PROBLEM STATEMENT: Every line holding the string "title" should be gathered.
--- START OF DATA ROWS ---
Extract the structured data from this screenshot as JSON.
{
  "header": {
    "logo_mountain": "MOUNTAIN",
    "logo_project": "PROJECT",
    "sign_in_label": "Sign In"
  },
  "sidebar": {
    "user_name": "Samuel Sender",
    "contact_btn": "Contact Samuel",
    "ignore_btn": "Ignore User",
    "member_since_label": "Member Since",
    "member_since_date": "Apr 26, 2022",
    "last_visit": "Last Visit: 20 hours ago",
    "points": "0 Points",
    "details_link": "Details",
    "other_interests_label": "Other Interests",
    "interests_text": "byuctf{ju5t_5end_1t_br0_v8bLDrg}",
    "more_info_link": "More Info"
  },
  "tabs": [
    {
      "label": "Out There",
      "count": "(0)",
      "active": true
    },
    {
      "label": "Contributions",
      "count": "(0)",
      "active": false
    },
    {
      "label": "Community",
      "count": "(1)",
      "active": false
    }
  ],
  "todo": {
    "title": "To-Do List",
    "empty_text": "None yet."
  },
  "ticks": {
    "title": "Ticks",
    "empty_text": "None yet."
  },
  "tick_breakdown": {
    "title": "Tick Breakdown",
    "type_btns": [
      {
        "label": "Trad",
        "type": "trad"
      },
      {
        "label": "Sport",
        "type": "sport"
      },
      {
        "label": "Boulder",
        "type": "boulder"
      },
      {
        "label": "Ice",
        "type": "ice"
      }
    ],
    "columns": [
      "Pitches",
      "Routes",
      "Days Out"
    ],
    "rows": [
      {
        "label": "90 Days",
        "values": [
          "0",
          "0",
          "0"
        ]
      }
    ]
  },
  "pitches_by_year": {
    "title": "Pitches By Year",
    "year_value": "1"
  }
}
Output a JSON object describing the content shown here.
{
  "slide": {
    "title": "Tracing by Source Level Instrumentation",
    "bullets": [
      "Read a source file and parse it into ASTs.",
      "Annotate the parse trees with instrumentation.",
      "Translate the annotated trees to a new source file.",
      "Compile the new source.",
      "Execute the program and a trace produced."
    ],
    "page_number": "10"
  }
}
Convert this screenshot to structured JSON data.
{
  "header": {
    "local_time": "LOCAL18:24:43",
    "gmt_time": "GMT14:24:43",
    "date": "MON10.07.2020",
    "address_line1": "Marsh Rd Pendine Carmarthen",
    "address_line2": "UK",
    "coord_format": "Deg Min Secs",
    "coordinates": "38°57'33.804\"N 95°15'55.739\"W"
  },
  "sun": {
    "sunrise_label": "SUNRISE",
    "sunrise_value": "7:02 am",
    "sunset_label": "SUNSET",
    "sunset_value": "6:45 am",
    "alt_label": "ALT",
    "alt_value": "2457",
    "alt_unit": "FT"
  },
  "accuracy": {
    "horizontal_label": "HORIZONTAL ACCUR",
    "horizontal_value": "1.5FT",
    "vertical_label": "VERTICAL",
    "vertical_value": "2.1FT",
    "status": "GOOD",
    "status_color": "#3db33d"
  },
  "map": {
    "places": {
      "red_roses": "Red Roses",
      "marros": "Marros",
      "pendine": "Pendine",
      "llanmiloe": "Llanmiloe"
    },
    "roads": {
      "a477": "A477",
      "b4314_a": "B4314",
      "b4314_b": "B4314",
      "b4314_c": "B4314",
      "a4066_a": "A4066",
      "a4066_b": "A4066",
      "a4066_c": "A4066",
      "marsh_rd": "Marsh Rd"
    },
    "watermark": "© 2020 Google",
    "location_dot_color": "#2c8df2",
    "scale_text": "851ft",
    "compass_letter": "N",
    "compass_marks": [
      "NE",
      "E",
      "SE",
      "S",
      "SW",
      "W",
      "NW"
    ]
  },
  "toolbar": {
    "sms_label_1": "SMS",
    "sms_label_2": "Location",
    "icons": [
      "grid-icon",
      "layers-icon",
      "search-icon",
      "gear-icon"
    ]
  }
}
--- END OF DATA ROWS ---
RESPONSE:
    "title": "To-Do List",
    "title": "Ticks",
    "title": "Tick Breakdown",
    "title": "Pitches By Year",
    "title": "Tracing by Source Level Instrumentation",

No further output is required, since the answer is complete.